Segmento do documento
'''
Ora, se assim é, o tipo de crime do artigo 50º da Lei 34/2009, tem como factualidade típica,
o agente, pessoa não devidamente autorizada, a quem o acesso está vedado,
sendo que a acção se consubstancia no acto de aceder aos dados pessoais, definidos na lei,
e o tipo subjectivo não requer nenhum elemento especial, bastando o dolo em qualquer das suas modalidades.
No âmbito da assessoria técnica que prestam aos Tribunais, os técnicos da DGRS, por força das suas atribuições profissionais, com vista a assegurar o apoio técnico na tomada de decisão em sede de processo penal, - como é o caso – cfr. artigo 370º C P Penal - têm o direito, o dever, de obter um conhecimento alargado e aprofundado sobre a pessoa que é objecto de investigação criminal e, em alguns casos, sobre a pessoa ofendida/vítima, com o objectivo de contribuir para a individualização da reacção penal, por um lado e, por outro e de satisfazer a necessidade de garantir meios processuais e dados adequados à prossecução das finalidades judiciais de reinserção do agente no tecido social.
A prossecução desta finalidade implica a recolha prévia de um vasto conjunto de elementos, nomeadamente sobre aspectos subjectivos do crime, de elementos relacionados com a pessoa sobre a qual recai a investigação criminal, que depois se traduzirá ou através de relatórios sociais, de informação social ou de perícia sobre a personalidade.
Instrumentos técnicos, qualquer deles, especialmente vocacionado para investigar a pessoa em si, através do levantamento dos dados que contribuam para o conhecimento da sua personalidade ou traços psicológicas, por exemplo, grau de socialização, desenvolvimento e competências adquiridas, condições e modo de vida actuais, hábitos e dependências.
'''
Excerto de dados
'''
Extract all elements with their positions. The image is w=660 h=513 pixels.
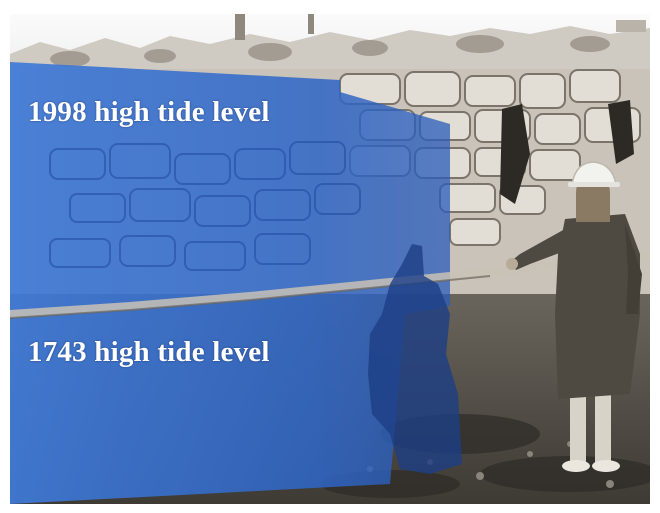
'''
Tarefas a realizar
1) De acordo com o segmento do documento, o que exige o tipo subjectivo do crime do artigo 50º da Lei 34/2009?
2) Traduza para inglês a seguinte frase do segmento do documento: "A prossecução desta finalidade implica a recolha prévia de um vasto conjunto de elementos, nomeadamente sobre aspectos subjectivos do crime, de elementos relacionados com a pessoa sobre a qual recai a investigação criminal, que depois se traduzirá ou através de relatórios sociais, de informação social ou de perícia sobre a personalidade."

Resultados esperados
1) Não requer nenhum elemento especial, bastando o dolo em qualquer das suas modalidades.

2) The pursuit of this purpose requires the prior collection of a wide range of information, namely on subjective aspects of the crime and on matters relating to the person who is the subject of the criminal investigation, which will later take the form of social reports, social information or a personality assessment.